* Directions for this task *
Reproduce exactly the entries from the "Convert this screenshot" line to the end. Skip all pictures.

——————————

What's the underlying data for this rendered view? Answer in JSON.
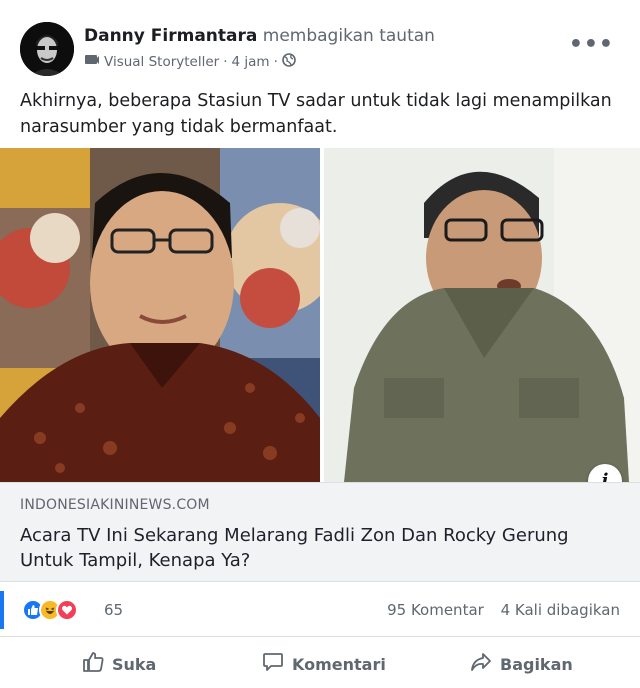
{
  "post": {
    "author": "Danny Firmantara",
    "action": "membagikan tautan",
    "page": "Visual Storyteller",
    "separator": "·",
    "time": "4 jam",
    "more_label": "•••",
    "text": "Akhirnya, beberapa Stasiun TV sadar untuk tidak lagi menampilkan narasumber yang tidak bermanfaat."
  },
  "link": {
    "domain": "INDONESIAKININEWS.COM",
    "title": "Acara TV Ini Sekarang Melarang Fadli Zon Dan Rocky Gerung Untuk Tampil, Kenapa Ya?",
    "info_label": "i"
  },
  "stats": {
    "reaction_icons": [
      "like-icon",
      "haha-icon",
      "love-icon"
    ],
    "reaction_count": "65",
    "comments": "95 Komentar",
    "shares": "4 Kali dibagikan"
  },
  "actions": {
    "like": "Suka",
    "comment": "Komentari",
    "share": "Bagikan"
  },
  "colors": {
    "like_blue": "#1877f2",
    "love_red": "#f33e58",
    "haha_yellow": "#f7b928",
    "muted_text": "#606770"
  }
}
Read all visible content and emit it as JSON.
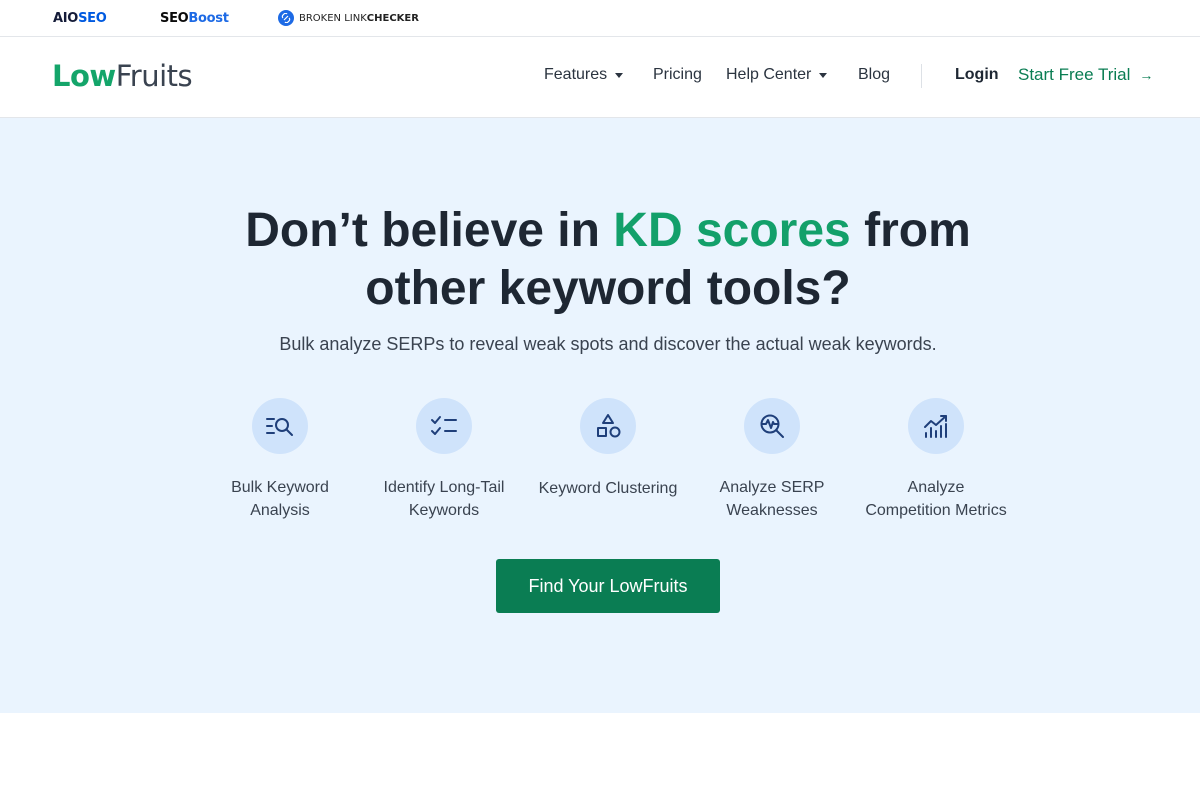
{
  "brands": {
    "aioseo": {
      "part1": "AIO",
      "part2": "SEO"
    },
    "seoboost": {
      "part1": "SEO",
      "part2": "Boost"
    },
    "blc": {
      "part1": "BROKEN LINK ",
      "part2": "CHECKER"
    }
  },
  "logo": {
    "part1": "Low",
    "part2": "Fruits"
  },
  "nav": {
    "features": "Features",
    "pricing": "Pricing",
    "help_center": "Help Center",
    "blog": "Blog",
    "login": "Login",
    "trial": "Start Free Trial",
    "trial_arrow": "→"
  },
  "hero": {
    "headline_pre": "Don’t believe in ",
    "headline_accent": "KD scores",
    "headline_mid": " from",
    "headline_line2": "other keyword tools?",
    "subheadline": "Bulk analyze SERPs to reveal weak spots and discover the actual weak keywords.",
    "cta": "Find Your LowFruits"
  },
  "features": [
    {
      "line1": "Bulk Keyword",
      "line2": "Analysis",
      "icon": "bulk-search-icon"
    },
    {
      "line1": "Identify Long-Tail",
      "line2": "Keywords",
      "icon": "checklist-icon"
    },
    {
      "line1": "Keyword Clustering",
      "line2": "",
      "icon": "shapes-icon"
    },
    {
      "line1": "Analyze SERP",
      "line2": "Weaknesses",
      "icon": "pulse-search-icon"
    },
    {
      "line1": "Analyze",
      "line2": "Competition Metrics",
      "icon": "chart-trend-icon"
    }
  ],
  "colors": {
    "accent_green": "#13a06a",
    "cta_green": "#0a7d53",
    "hero_bg": "#eaf4fe",
    "icon_circle": "#cfe3fb",
    "icon_stroke": "#1f3f7a"
  }
}
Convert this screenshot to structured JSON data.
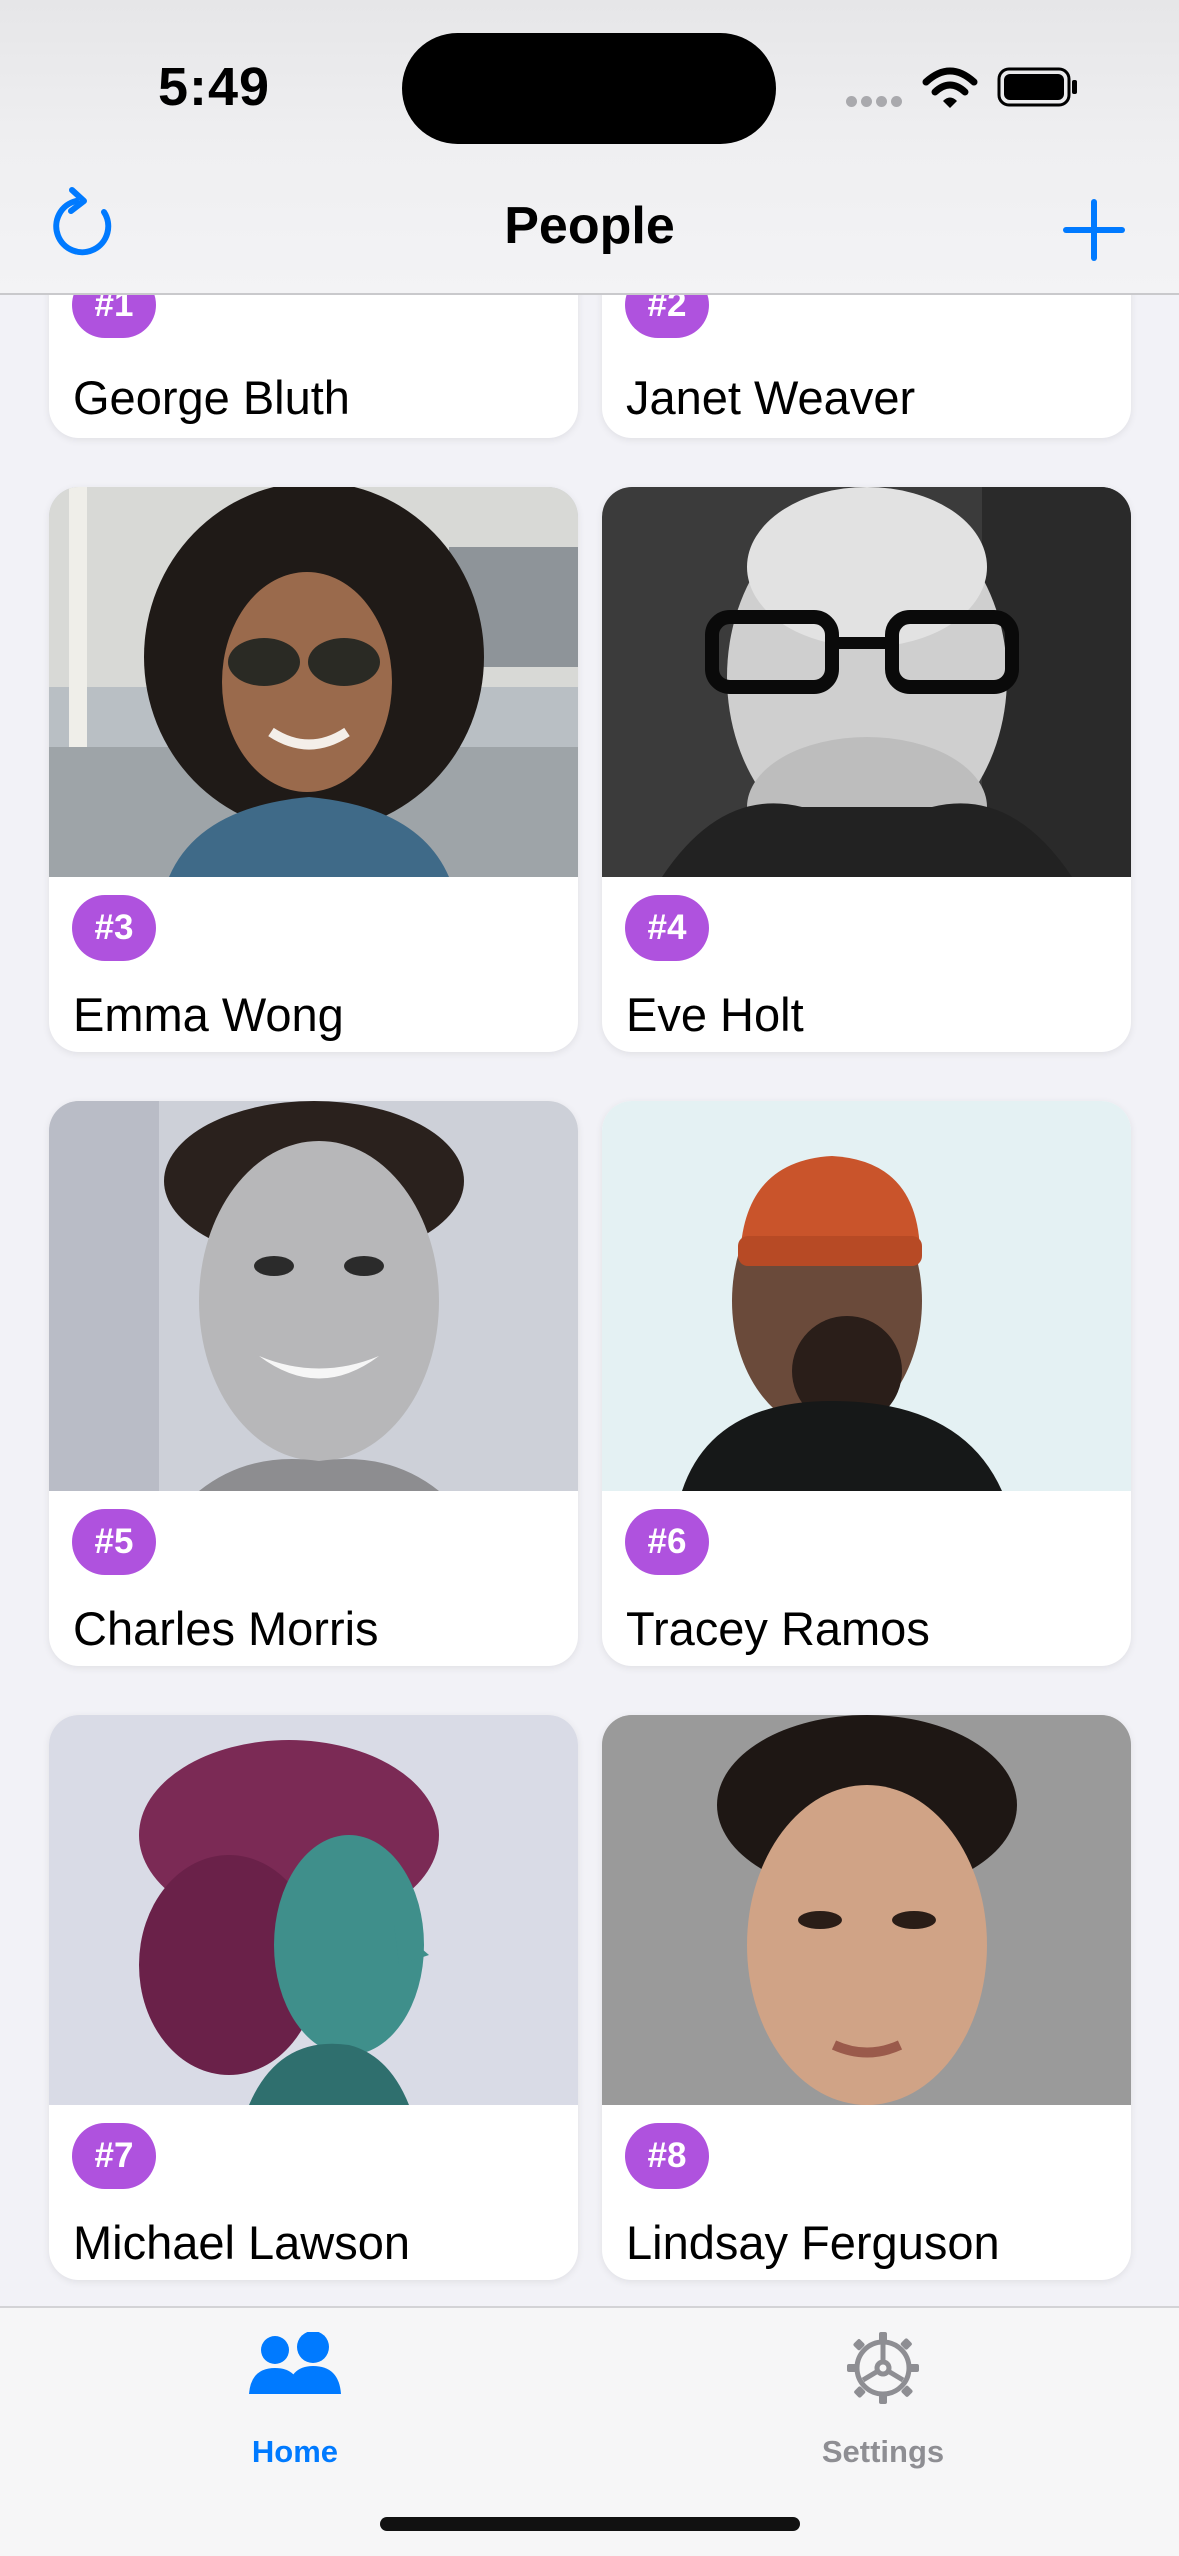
{
  "status_bar": {
    "time": "5:49"
  },
  "nav_bar": {
    "title": "People",
    "left_icon": "refresh-icon",
    "right_icon": "plus-icon"
  },
  "people": [
    {
      "badge": "#1",
      "name": "George Bluth"
    },
    {
      "badge": "#2",
      "name": "Janet Weaver"
    },
    {
      "badge": "#3",
      "name": "Emma Wong"
    },
    {
      "badge": "#4",
      "name": "Eve Holt"
    },
    {
      "badge": "#5",
      "name": "Charles Morris"
    },
    {
      "badge": "#6",
      "name": "Tracey Ramos"
    },
    {
      "badge": "#7",
      "name": "Michael Lawson"
    },
    {
      "badge": "#8",
      "name": "Lindsay Ferguson"
    }
  ],
  "tab_bar": {
    "tabs": [
      {
        "label": "Home",
        "icon": "people-icon",
        "selected": true
      },
      {
        "label": "Settings",
        "icon": "gear-icon",
        "selected": false
      }
    ]
  },
  "colors": {
    "accent": "#007aff",
    "badge": "#af52de",
    "background": "#f2f2f7",
    "inactive": "#8e8e93"
  }
}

——————————

* Answer to this task *
Convert this screenshot to structured JSON data.
{
  "status_bar": {
    "time": "5:49"
  },
  "nav_bar": {
    "title": "People",
    "left_icon": "refresh-icon",
    "right_icon": "plus-icon"
  },
  "people": [
    {
      "badge": "#1",
      "name": "George Bluth"
    },
    {
      "badge": "#2",
      "name": "Janet Weaver"
    },
    {
      "badge": "#3",
      "name": "Emma Wong"
    },
    {
      "badge": "#4",
      "name": "Eve Holt"
    },
    {
      "badge": "#5",
      "name": "Charles Morris"
    },
    {
      "badge": "#6",
      "name": "Tracey Ramos"
    },
    {
      "badge": "#7",
      "name": "Michael Lawson"
    },
    {
      "badge": "#8",
      "name": "Lindsay Ferguson"
    }
  ],
  "tab_bar": {
    "tabs": [
      {
        "label": "Home",
        "icon": "people-icon",
        "selected": true
      },
      {
        "label": "Settings",
        "icon": "gear-icon",
        "selected": false
      }
    ]
  },
  "colors": {
    "accent": "#007aff",
    "badge": "#af52de",
    "background": "#f2f2f7",
    "inactive": "#8e8e93"
  }
}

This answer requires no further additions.